--- start of DATA ENTRIES ---

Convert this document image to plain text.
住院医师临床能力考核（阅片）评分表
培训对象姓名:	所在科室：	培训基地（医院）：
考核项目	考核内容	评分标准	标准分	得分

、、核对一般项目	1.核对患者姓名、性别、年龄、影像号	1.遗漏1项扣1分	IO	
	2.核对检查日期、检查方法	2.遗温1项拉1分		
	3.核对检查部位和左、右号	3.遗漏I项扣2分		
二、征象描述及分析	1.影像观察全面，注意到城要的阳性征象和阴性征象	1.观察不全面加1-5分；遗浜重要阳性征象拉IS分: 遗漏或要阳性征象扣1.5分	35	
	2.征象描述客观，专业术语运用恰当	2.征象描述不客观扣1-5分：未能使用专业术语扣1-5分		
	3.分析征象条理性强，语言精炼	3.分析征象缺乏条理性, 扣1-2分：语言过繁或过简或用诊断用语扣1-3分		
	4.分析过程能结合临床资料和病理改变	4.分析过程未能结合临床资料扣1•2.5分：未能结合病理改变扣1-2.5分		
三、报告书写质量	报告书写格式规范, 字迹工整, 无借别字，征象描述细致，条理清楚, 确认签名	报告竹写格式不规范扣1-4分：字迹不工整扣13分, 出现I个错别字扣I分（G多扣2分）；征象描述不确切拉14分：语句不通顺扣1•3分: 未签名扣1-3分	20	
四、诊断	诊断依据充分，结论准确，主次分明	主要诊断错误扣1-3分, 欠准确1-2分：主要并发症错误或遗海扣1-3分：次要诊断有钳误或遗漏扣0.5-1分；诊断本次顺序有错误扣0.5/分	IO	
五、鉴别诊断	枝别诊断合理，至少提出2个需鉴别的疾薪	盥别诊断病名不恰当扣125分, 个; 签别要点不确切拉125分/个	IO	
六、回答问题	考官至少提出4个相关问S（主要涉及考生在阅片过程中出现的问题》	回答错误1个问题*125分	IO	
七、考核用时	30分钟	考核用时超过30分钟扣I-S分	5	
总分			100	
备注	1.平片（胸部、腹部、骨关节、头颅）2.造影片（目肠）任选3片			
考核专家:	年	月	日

--- end of DATA ENTRIES ---

EXERCISE TASK: Return all of the above records exactly, leaving no line out.

EXPECTED OUTPUT:
Convert this document image to plain text.
住院医师临床能力考核（阅片）评分表
培训对象姓名:	所在科室：	培训基地（医院）：
考核项目	考核内容	评分标准	标准分	得分

、、核对一般项目	1.核对患者姓名、性别、年龄、影像号	1.遗漏1项扣1分	IO	
	2.核对检查日期、检查方法	2.遗温1项拉1分		
	3.核对检查部位和左、右号	3.遗漏I项扣2分		
二、征象描述及分析	1.影像观察全面，注意到城要的阳性征象和阴性征象	1.观察不全面加1-5分；遗浜重要阳性征象拉IS分: 遗漏或要阳性征象扣1.5分	35	
	2.征象描述客观，专业术语运用恰当	2.征象描述不客观扣1-5分：未能使用专业术语扣1-5分		
	3.分析征象条理性强，语言精炼	3.分析征象缺乏条理性, 扣1-2分：语言过繁或过简或用诊断用语扣1-3分		
	4.分析过程能结合临床资料和病理改变	4.分析过程未能结合临床资料扣1•2.5分：未能结合病理改变扣1-2.5分		
三、报告书写质量	报告书写格式规范, 字迹工整, 无借别字，征象描述细致，条理清楚, 确认签名	报告竹写格式不规范扣1-4分：字迹不工整扣13分, 出现I个错别字扣I分（G多扣2分）；征象描述不确切拉14分：语句不通顺扣1•3分: 未签名扣1-3分	20	
四、诊断	诊断依据充分，结论准确，主次分明	主要诊断错误扣1-3分, 欠准确1-2分：主要并发症错误或遗海扣1-3分：次要诊断有钳误或遗漏扣0.5-1分；诊断本次顺序有错误扣0.5/分	IO	
五、鉴别诊断	枝别诊断合理，至少提出2个需鉴别的疾薪	盥别诊断病名不恰当扣125分, 个; 签别要点不确切拉125分/个	IO	
六、回答问题	考官至少提出4个相关问S（主要涉及考生在阅片过程中出现的问题》	回答错误1个问题*125分	IO	
七、考核用时	30分钟	考核用时超过30分钟扣I-S分	5	
总分			100	
备注	1.平片（胸部、腹部、骨关节、头颅）2.造影片（目肠）任选3片			
考核专家:	年	月	日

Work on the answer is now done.